REQUEST: In the listing below, find every line with the string "this" and pull it out.

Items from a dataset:

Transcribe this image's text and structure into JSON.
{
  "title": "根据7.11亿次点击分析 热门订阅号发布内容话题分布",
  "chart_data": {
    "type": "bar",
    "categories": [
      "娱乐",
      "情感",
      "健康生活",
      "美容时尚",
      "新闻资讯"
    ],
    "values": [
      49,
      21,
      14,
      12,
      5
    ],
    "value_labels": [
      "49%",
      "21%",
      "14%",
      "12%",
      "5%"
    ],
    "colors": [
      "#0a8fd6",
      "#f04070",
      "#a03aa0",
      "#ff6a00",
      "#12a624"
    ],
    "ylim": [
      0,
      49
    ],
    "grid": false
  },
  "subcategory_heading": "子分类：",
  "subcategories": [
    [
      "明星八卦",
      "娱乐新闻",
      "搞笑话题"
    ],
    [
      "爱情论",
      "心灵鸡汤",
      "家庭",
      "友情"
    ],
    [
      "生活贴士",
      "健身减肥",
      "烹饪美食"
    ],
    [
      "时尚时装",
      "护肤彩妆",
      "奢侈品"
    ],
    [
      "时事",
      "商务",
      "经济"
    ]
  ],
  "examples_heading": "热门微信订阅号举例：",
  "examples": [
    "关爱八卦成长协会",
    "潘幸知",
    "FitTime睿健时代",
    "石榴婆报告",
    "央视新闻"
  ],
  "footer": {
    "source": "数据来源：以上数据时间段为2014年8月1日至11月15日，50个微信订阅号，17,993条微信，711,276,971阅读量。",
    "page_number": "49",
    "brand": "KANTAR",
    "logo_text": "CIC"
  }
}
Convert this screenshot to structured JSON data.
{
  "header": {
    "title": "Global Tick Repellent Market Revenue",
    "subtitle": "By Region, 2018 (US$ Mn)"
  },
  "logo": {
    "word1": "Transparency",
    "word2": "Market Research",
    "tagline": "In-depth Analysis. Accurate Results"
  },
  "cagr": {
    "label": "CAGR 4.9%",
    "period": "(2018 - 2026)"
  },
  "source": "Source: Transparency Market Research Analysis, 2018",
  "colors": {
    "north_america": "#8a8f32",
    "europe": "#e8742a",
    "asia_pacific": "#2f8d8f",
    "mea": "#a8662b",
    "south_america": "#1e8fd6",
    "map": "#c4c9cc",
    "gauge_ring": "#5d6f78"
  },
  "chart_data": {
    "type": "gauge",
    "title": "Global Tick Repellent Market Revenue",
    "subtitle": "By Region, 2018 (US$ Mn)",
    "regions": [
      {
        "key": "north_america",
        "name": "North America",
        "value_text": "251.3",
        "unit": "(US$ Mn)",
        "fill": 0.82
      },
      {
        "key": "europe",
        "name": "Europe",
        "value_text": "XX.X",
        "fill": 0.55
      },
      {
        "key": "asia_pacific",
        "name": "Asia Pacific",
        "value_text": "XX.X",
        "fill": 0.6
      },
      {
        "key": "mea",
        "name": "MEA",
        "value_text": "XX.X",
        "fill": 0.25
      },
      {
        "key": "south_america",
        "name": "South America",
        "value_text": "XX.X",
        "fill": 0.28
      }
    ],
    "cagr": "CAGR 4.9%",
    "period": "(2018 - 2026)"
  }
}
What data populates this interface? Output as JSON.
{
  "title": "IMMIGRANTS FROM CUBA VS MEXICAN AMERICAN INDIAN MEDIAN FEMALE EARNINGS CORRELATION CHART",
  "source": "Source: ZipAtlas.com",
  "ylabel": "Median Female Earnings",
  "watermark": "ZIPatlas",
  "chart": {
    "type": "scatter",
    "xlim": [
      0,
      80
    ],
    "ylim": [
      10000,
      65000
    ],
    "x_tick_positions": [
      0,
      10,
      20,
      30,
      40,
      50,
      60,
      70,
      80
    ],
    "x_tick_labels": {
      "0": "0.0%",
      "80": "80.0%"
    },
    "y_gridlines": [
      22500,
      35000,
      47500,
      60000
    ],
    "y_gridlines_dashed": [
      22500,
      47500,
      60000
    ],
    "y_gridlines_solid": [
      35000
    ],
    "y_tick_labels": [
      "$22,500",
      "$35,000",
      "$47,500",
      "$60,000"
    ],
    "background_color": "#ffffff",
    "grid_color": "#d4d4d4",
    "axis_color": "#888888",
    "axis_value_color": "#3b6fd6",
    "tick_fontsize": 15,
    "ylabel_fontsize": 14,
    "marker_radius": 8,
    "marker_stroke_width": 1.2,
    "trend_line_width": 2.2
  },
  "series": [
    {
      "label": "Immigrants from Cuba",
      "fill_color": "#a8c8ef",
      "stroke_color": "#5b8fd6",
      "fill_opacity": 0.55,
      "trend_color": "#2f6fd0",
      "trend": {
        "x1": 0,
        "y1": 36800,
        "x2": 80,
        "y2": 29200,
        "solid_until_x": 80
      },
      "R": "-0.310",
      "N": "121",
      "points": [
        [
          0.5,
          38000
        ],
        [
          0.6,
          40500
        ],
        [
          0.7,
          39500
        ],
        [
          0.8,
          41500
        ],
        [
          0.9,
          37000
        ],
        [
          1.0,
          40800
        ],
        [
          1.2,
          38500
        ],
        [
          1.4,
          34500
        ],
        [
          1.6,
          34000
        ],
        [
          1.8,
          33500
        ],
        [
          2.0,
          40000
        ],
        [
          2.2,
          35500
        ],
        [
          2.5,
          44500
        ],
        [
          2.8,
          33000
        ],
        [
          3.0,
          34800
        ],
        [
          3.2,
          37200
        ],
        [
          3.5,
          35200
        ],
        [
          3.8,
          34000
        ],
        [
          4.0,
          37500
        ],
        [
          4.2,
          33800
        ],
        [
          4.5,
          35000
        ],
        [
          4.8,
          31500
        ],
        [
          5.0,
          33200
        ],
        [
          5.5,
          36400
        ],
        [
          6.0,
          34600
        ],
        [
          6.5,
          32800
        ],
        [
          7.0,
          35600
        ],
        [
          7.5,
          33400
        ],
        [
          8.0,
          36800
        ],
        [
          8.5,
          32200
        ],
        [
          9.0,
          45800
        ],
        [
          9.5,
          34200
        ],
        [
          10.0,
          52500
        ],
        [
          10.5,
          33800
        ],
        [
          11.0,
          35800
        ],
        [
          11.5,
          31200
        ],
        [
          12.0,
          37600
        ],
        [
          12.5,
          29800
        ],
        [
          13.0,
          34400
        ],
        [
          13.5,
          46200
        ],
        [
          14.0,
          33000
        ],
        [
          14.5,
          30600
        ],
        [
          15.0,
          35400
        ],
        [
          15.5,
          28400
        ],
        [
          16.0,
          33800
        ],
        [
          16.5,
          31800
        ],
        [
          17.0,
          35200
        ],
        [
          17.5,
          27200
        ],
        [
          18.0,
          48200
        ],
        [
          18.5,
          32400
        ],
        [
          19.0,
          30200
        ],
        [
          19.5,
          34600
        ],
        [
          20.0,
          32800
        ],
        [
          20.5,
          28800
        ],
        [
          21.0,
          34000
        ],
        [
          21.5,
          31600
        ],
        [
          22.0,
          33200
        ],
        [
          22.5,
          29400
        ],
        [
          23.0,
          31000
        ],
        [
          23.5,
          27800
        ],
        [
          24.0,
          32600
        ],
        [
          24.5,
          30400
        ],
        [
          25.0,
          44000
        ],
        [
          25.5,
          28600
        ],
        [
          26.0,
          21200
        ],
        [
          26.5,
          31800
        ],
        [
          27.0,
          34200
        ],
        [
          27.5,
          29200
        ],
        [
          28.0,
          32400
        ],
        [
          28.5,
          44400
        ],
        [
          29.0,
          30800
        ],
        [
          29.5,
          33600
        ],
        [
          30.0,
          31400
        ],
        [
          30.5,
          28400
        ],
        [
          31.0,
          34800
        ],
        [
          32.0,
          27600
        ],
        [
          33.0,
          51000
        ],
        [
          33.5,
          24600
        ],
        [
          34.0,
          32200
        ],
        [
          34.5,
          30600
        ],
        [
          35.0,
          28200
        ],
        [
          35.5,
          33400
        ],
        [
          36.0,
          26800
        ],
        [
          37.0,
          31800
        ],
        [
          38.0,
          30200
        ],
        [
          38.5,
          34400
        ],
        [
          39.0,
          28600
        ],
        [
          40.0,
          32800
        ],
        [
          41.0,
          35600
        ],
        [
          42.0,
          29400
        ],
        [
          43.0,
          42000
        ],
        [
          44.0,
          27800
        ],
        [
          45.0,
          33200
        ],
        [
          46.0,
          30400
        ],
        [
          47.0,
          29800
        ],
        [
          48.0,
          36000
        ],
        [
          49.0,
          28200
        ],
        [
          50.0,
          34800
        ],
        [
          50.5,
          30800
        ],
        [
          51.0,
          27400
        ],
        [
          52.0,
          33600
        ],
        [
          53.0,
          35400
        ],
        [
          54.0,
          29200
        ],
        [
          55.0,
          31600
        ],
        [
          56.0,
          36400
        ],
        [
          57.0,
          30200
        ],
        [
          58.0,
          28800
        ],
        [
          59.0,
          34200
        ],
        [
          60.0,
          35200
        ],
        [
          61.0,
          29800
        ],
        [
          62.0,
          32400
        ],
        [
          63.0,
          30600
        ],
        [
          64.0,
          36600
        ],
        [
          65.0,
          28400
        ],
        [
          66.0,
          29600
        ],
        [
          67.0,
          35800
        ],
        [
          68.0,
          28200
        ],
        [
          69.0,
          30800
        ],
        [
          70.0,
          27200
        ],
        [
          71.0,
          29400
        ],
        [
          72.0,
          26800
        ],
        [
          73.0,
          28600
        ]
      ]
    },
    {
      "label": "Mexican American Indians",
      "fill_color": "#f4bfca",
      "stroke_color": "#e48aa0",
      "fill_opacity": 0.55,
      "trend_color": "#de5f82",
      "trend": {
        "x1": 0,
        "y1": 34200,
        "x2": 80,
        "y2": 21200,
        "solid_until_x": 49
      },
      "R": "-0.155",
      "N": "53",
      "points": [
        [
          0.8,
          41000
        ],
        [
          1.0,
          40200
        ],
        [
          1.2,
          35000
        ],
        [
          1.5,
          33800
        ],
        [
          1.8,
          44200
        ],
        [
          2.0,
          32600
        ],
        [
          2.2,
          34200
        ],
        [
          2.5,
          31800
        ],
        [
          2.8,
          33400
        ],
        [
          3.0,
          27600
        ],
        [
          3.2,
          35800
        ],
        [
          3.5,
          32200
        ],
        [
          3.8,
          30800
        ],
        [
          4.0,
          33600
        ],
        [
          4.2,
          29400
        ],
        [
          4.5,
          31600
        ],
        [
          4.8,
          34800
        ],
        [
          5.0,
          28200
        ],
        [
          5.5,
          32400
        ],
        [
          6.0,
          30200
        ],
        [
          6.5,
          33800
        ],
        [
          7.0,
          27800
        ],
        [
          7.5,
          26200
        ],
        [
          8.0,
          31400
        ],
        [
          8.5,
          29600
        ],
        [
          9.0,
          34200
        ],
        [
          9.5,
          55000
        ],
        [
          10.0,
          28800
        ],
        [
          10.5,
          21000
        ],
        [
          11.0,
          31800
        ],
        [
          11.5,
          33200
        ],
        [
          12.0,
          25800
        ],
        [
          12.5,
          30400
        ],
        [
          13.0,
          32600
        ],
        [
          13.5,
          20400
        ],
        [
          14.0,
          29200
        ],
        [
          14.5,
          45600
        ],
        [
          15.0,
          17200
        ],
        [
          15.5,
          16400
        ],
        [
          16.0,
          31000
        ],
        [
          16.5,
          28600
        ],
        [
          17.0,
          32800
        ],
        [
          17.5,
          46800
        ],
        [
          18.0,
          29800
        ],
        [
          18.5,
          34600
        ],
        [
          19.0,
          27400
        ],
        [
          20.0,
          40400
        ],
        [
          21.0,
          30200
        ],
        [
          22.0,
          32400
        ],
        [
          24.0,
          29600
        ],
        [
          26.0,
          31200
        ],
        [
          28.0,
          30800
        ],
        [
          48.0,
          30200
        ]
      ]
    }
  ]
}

OUTPUT BELOW:
Transcribe this image's text and structure into JSON.
Convert this screenshot to structured JSON data.
What data populates this interface? Output as JSON.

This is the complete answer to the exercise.